All lines featuring the string "overline" are to be listed.

Material supplied:
══════
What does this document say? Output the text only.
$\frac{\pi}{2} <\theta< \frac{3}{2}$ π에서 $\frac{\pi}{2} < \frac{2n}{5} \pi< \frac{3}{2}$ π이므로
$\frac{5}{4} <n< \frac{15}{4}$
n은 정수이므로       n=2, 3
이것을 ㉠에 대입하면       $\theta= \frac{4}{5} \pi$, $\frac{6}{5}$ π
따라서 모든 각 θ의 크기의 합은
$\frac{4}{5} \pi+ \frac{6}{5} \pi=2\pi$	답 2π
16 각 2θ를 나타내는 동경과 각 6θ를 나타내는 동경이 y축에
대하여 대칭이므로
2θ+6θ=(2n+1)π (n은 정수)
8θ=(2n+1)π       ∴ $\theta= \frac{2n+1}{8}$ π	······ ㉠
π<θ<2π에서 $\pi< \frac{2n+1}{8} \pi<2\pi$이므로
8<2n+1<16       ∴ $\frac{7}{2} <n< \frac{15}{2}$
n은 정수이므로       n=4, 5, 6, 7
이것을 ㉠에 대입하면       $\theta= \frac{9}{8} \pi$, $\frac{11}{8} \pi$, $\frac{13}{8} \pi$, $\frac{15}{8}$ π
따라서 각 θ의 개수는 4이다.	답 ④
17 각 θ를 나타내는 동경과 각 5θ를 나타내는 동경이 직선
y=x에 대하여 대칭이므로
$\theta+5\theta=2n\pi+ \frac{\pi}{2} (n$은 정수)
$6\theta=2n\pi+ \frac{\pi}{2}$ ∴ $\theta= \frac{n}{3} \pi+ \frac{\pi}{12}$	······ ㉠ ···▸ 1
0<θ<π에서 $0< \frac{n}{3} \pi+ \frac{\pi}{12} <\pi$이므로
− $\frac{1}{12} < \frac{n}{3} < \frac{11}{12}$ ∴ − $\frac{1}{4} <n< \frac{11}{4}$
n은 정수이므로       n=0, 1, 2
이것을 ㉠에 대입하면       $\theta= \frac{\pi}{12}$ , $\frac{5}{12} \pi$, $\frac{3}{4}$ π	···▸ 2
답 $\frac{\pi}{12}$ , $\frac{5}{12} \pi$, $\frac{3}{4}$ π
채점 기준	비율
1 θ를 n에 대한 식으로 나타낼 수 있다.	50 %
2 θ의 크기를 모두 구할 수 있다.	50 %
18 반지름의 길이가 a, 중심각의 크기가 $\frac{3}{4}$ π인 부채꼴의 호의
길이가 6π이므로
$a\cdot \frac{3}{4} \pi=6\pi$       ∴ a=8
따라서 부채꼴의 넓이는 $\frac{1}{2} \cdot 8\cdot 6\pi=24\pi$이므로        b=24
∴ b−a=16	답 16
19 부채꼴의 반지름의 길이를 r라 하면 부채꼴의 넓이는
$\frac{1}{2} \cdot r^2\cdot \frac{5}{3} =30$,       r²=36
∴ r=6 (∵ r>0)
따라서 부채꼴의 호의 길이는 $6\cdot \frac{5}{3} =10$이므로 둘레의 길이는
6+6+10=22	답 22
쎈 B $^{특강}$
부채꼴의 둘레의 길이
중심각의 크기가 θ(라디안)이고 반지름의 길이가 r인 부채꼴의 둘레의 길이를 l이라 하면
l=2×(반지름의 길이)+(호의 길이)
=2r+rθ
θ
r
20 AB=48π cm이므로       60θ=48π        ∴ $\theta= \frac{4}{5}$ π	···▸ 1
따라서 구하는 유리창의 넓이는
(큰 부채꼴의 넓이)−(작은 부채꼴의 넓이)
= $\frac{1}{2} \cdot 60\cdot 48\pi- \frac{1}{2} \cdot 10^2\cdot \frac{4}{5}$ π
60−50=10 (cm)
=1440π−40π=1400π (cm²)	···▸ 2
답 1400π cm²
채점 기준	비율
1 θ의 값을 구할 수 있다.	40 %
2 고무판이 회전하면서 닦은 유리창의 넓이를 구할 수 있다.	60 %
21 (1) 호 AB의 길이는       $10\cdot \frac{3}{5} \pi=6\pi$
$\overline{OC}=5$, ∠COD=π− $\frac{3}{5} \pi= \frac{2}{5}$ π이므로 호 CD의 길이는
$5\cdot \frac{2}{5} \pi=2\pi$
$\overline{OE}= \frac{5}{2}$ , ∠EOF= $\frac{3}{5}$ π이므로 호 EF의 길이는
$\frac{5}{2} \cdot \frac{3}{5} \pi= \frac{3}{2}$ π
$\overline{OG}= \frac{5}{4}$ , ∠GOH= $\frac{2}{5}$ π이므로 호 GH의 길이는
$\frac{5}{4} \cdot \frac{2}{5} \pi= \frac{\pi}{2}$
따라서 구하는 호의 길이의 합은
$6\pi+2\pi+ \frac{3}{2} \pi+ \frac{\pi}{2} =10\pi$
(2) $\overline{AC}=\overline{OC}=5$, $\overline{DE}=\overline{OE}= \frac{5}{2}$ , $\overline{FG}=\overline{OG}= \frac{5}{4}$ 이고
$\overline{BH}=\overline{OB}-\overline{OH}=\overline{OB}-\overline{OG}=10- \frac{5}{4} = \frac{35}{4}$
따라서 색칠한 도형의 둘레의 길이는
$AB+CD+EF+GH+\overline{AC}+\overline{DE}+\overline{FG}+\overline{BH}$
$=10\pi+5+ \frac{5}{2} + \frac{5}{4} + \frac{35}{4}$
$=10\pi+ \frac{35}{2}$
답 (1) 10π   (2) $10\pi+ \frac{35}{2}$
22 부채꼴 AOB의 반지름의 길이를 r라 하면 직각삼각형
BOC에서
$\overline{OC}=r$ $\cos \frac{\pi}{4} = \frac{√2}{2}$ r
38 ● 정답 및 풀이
══════
Solution to this problem:
$\overline{OC}=5$, ∠COD=π− $\frac{3}{5} \pi= \frac{2}{5}$ π이므로 호 CD의 길이는
$\overline{OE}= \frac{5}{2}$ , ∠EOF= $\frac{3}{5}$ π이므로 호 EF의 길이는
$\overline{OG}= \frac{5}{4}$ , ∠GOH= $\frac{2}{5}$ π이므로 호 GH의 길이는
(2) $\overline{AC}=\overline{OC}=5$, $\overline{DE}=\overline{OE}= \frac{5}{2}$ , $\overline{FG}=\overline{OG}= \frac{5}{4}$ 이고
$\overline{BH}=\overline{OB}-\overline{OH}=\overline{OB}-\overline{OG}=10- \frac{5}{4} = \frac{35}{4}$
$AB+CD+EF+GH+\overline{AC}+\overline{DE}+\overline{FG}+\overline{BH}$
$\overline{OC}=r$ $\cos \frac{\pi}{4} = \frac{√2}{2}$ r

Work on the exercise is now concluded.